§ **REQUIREMENT**
Count the lines below that contain the word "бакалавриата", and report only that number.

○ ○ ○ ○

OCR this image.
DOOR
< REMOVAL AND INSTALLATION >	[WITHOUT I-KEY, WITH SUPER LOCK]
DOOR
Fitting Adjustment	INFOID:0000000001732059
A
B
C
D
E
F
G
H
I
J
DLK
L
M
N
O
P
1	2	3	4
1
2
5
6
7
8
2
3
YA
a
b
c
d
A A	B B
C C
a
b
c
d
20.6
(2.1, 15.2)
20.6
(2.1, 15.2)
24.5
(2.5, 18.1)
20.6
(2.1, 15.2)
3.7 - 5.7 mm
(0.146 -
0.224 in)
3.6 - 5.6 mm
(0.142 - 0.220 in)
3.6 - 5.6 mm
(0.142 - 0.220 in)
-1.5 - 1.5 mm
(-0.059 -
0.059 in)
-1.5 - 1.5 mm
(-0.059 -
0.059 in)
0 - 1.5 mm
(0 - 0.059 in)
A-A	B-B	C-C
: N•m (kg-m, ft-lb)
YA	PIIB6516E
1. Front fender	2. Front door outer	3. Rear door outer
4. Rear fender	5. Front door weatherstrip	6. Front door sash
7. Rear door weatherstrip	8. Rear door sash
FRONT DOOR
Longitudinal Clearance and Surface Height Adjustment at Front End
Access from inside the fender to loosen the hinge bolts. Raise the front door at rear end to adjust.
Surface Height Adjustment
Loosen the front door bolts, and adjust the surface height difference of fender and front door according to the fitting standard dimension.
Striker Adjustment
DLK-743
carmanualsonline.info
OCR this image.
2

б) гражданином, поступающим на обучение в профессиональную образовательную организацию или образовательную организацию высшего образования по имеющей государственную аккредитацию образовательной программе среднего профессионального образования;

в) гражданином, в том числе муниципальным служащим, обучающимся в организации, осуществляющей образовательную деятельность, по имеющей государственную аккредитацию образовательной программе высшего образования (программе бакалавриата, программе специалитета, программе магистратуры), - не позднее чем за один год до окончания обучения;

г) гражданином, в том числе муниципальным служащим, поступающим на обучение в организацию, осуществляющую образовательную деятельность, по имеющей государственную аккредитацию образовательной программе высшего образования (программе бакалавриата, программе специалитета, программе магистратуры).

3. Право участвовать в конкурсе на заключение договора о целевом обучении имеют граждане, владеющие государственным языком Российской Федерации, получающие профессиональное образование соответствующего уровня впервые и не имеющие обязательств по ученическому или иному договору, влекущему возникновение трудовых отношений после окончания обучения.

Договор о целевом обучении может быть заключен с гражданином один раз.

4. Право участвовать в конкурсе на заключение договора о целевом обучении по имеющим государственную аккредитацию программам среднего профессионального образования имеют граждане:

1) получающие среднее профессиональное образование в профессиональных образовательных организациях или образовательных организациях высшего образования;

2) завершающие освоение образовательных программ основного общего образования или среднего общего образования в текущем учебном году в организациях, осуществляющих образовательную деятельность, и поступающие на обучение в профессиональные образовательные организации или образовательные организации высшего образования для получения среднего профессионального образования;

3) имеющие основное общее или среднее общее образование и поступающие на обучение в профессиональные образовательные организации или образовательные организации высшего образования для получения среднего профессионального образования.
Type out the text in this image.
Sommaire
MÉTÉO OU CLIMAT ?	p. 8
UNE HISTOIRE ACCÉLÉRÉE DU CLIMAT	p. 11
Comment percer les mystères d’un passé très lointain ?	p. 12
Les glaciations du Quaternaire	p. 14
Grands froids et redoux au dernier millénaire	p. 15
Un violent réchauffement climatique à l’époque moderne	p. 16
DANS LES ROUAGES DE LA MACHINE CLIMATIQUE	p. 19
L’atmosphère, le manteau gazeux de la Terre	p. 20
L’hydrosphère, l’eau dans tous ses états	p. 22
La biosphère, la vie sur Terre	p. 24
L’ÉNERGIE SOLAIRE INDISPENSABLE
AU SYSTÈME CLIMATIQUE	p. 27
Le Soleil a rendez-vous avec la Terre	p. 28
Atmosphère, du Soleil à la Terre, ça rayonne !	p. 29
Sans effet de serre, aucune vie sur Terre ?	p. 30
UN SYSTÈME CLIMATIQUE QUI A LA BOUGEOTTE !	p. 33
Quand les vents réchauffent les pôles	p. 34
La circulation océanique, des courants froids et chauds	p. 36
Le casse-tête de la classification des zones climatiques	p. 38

○ ○ ○ ○

§ **OUTPUT FOR THIS TASK**
2